Directions for this task
Below are some records; return each one exactly.

>> Begin Material provided

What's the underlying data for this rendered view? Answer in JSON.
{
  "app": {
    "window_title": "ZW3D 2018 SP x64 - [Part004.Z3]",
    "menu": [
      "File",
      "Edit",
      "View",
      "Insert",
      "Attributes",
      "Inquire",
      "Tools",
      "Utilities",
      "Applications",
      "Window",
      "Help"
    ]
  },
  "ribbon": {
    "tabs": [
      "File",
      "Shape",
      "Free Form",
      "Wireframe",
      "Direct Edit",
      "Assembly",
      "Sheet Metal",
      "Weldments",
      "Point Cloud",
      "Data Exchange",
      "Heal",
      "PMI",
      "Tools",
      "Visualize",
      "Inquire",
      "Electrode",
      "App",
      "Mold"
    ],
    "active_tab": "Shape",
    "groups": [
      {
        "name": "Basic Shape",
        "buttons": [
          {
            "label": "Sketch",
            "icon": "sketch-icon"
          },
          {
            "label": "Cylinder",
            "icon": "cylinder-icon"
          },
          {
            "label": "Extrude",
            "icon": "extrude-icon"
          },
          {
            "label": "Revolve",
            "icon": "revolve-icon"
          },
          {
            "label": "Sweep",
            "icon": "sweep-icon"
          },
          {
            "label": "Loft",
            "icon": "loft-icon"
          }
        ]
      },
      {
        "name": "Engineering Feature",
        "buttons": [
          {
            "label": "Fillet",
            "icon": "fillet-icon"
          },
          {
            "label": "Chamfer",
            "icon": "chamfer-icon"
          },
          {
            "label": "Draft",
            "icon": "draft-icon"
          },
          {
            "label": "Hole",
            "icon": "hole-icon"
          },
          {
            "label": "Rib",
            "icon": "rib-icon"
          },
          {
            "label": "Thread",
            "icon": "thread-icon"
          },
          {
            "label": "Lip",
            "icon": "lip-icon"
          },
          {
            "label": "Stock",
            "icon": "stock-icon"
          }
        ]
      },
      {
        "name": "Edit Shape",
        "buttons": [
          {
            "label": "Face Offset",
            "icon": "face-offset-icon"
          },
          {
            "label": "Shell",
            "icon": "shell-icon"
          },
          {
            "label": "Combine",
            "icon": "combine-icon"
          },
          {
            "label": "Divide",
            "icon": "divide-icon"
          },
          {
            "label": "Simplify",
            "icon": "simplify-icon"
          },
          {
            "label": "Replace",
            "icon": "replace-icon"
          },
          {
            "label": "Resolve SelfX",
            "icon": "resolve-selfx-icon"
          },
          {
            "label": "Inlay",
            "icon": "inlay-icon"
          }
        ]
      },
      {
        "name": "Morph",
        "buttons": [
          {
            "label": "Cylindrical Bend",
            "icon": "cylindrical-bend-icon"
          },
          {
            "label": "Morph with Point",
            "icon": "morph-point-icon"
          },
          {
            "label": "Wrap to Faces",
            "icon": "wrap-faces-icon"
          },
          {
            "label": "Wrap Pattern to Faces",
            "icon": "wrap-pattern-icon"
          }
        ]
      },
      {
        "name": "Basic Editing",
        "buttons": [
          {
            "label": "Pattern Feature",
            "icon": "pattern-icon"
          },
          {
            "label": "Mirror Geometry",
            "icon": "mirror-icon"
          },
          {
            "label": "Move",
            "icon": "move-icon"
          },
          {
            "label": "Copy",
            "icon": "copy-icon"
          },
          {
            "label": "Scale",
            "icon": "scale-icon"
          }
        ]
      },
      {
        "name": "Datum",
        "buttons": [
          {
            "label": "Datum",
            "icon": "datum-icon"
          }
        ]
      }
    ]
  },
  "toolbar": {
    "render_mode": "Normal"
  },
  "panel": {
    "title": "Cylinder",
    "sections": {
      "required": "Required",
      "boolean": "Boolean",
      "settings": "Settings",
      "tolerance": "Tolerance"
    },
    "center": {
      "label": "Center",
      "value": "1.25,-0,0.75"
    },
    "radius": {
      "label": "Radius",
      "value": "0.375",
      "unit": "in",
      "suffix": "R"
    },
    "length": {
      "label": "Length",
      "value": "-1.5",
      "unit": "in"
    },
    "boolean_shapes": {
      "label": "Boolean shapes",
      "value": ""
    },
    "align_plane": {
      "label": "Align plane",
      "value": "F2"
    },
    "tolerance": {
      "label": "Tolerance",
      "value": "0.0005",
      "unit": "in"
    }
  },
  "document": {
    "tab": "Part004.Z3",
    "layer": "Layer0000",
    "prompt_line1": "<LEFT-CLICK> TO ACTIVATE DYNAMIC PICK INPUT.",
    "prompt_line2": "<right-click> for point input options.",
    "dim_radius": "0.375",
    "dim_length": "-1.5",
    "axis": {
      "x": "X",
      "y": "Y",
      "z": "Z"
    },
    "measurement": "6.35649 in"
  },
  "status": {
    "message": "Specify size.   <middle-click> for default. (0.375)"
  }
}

>> End Material provided

Problem solution
What's the underlying data for this rendered view? Answer in JSON.
{
  "app": {
    "window_title": "ZW3D 2018 SP x64 - [Part004.Z3]",
    "menu": [
      "File",
      "Edit",
      "View",
      "Insert",
      "Attributes",
      "Inquire",
      "Tools",
      "Utilities",
      "Applications",
      "Window",
      "Help"
    ]
  },
  "ribbon": {
    "tabs": [
      "File",
      "Shape",
      "Free Form",
      "Wireframe",
      "Direct Edit",
      "Assembly",
      "Sheet Metal",
      "Weldments",
      "Point Cloud",
      "Data Exchange",
      "Heal",
      "PMI",
      "Tools",
      "Visualize",
      "Inquire",
      "Electrode",
      "App",
      "Mold"
    ],
    "active_tab": "Shape",
    "groups": [
      {
        "name": "Basic Shape",
        "buttons": [
          {
            "label": "Sketch",
            "icon": "sketch-icon"
          },
          {
            "label": "Cylinder",
            "icon": "cylinder-icon"
          },
          {
            "label": "Extrude",
            "icon": "extrude-icon"
          },
          {
            "label": "Revolve",
            "icon": "revolve-icon"
          },
          {
            "label": "Sweep",
            "icon": "sweep-icon"
          },
          {
            "label": "Loft",
            "icon": "loft-icon"
          }
        ]
      },
      {
        "name": "Engineering Feature",
        "buttons": [
          {
            "label": "Fillet",
            "icon": "fillet-icon"
          },
          {
            "label": "Chamfer",
            "icon": "chamfer-icon"
          },
          {
            "label": "Draft",
            "icon": "draft-icon"
          },
          {
            "label": "Hole",
            "icon": "hole-icon"
          },
          {
            "label": "Rib",
            "icon": "rib-icon"
          },
          {
            "label": "Thread",
            "icon": "thread-icon"
          },
          {
            "label": "Lip",
            "icon": "lip-icon"
          },
          {
            "label": "Stock",
            "icon": "stock-icon"
          }
        ]
      },
      {
        "name": "Edit Shape",
        "buttons": [
          {
            "label": "Face Offset",
            "icon": "face-offset-icon"
          },
          {
            "label": "Shell",
            "icon": "shell-icon"
          },
          {
            "label": "Combine",
            "icon": "combine-icon"
          },
          {
            "label": "Divide",
            "icon": "divide-icon"
          },
          {
            "label": "Simplify",
            "icon": "simplify-icon"
          },
          {
            "label": "Replace",
            "icon": "replace-icon"
          },
          {
            "label": "Resolve SelfX",
            "icon": "resolve-selfx-icon"
          },
          {
            "label": "Inlay",
            "icon": "inlay-icon"
          }
        ]
      },
      {
        "name": "Morph",
        "buttons": [
          {
            "label": "Cylindrical Bend",
            "icon": "cylindrical-bend-icon"
          },
          {
            "label": "Morph with Point",
            "icon": "morph-point-icon"
          },
          {
            "label": "Wrap to Faces",
            "icon": "wrap-faces-icon"
          },
          {
            "label": "Wrap Pattern to Faces",
            "icon": "wrap-pattern-icon"
          }
        ]
      },
      {
        "name": "Basic Editing",
        "buttons": [
          {
            "label": "Pattern Feature",
            "icon": "pattern-icon"
          },
          {
            "label": "Mirror Geometry",
            "icon": "mirror-icon"
          },
          {
            "label": "Move",
            "icon": "move-icon"
          },
          {
            "label": "Copy",
            "icon": "copy-icon"
          },
          {
            "label": "Scale",
            "icon": "scale-icon"
          }
        ]
      },
      {
        "name": "Datum",
        "buttons": [
          {
            "label": "Datum",
            "icon": "datum-icon"
          }
        ]
      }
    ]
  },
  "toolbar": {
    "render_mode": "Normal"
  },
  "panel": {
    "title": "Cylinder",
    "sections": {
      "required": "Required",
      "boolean": "Boolean",
      "settings": "Settings",
      "tolerance": "Tolerance"
    },
    "center": {
      "label": "Center",
      "value": "1.25,-0,0.75"
    },
    "radius": {
      "label": "Radius",
      "value": "0.375",
      "unit": "in",
      "suffix": "R"
    },
    "length": {
      "label": "Length",
      "value": "-1.5",
      "unit": "in"
    },
    "boolean_shapes": {
      "label": "Boolean shapes",
      "value": ""
    },
    "align_plane": {
      "label": "Align plane",
      "value": "F2"
    },
    "tolerance": {
      "label": "Tolerance",
      "value": "0.0005",
      "unit": "in"
    }
  },
  "document": {
    "tab": "Part004.Z3",
    "layer": "Layer0000",
    "prompt_line1": "<LEFT-CLICK> TO ACTIVATE DYNAMIC PICK INPUT.",
    "prompt_line2": "<right-click> for point input options.",
    "dim_radius": "0.375",
    "dim_length": "-1.5",
    "axis": {
      "x": "X",
      "y": "Y",
      "z": "Z"
    },
    "measurement": "6.35649 in"
  },
  "status": {
    "message": "Specify size.   <middle-click> for default. (0.375)"
  }
}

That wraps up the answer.